▶ [Set task]: Reproduce every entry exactly, without alteration.

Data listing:
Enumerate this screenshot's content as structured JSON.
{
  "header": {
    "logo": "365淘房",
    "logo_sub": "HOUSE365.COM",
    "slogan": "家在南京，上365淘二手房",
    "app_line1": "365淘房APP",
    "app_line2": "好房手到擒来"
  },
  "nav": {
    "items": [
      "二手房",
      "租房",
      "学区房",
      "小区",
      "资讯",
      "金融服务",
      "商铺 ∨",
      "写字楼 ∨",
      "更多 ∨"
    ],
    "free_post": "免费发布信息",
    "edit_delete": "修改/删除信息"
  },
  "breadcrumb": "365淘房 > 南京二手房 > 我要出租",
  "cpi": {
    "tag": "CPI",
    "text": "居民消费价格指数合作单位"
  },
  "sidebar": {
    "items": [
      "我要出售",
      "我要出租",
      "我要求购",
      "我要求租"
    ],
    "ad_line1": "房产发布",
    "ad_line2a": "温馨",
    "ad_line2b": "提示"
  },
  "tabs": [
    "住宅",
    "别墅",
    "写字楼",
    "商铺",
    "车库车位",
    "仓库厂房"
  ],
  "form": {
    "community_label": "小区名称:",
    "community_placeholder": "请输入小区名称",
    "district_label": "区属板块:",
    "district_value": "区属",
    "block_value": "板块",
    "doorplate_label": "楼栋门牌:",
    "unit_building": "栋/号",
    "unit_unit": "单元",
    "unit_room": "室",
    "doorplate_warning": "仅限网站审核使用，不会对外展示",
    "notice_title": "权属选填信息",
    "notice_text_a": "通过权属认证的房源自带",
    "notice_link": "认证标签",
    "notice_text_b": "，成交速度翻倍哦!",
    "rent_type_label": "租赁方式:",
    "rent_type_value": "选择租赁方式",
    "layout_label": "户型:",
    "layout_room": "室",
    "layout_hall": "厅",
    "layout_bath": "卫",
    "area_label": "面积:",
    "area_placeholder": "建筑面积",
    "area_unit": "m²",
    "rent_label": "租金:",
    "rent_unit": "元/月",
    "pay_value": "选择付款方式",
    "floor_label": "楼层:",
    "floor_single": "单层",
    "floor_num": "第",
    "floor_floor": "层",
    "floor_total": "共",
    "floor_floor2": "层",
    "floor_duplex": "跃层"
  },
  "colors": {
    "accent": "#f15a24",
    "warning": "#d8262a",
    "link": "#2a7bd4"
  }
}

▶ [Result of the exercise]:
Enumerate this screenshot's content as structured JSON.
{
  "header": {
    "logo": "365淘房",
    "logo_sub": "HOUSE365.COM",
    "slogan": "家在南京，上365淘二手房",
    "app_line1": "365淘房APP",
    "app_line2": "好房手到擒来"
  },
  "nav": {
    "items": [
      "二手房",
      "租房",
      "学区房",
      "小区",
      "资讯",
      "金融服务",
      "商铺 ∨",
      "写字楼 ∨",
      "更多 ∨"
    ],
    "free_post": "免费发布信息",
    "edit_delete": "修改/删除信息"
  },
  "breadcrumb": "365淘房 > 南京二手房 > 我要出租",
  "cpi": {
    "tag": "CPI",
    "text": "居民消费价格指数合作单位"
  },
  "sidebar": {
    "items": [
      "我要出售",
      "我要出租",
      "我要求购",
      "我要求租"
    ],
    "ad_line1": "房产发布",
    "ad_line2a": "温馨",
    "ad_line2b": "提示"
  },
  "tabs": [
    "住宅",
    "别墅",
    "写字楼",
    "商铺",
    "车库车位",
    "仓库厂房"
  ],
  "form": {
    "community_label": "小区名称:",
    "community_placeholder": "请输入小区名称",
    "district_label": "区属板块:",
    "district_value": "区属",
    "block_value": "板块",
    "doorplate_label": "楼栋门牌:",
    "unit_building": "栋/号",
    "unit_unit": "单元",
    "unit_room": "室",
    "doorplate_warning": "仅限网站审核使用，不会对外展示",
    "notice_title": "权属选填信息",
    "notice_text_a": "通过权属认证的房源自带",
    "notice_link": "认证标签",
    "notice_text_b": "，成交速度翻倍哦!",
    "rent_type_label": "租赁方式:",
    "rent_type_value": "选择租赁方式",
    "layout_label": "户型:",
    "layout_room": "室",
    "layout_hall": "厅",
    "layout_bath": "卫",
    "area_label": "面积:",
    "area_placeholder": "建筑面积",
    "area_unit": "m²",
    "rent_label": "租金:",
    "rent_unit": "元/月",
    "pay_value": "选择付款方式",
    "floor_label": "楼层:",
    "floor_single": "单层",
    "floor_num": "第",
    "floor_floor": "层",
    "floor_total": "共",
    "floor_floor2": "层",
    "floor_duplex": "跃层"
  },
  "colors": {
    "accent": "#f15a24",
    "warning": "#d8262a",
    "link": "#2a7bd4"
  }
}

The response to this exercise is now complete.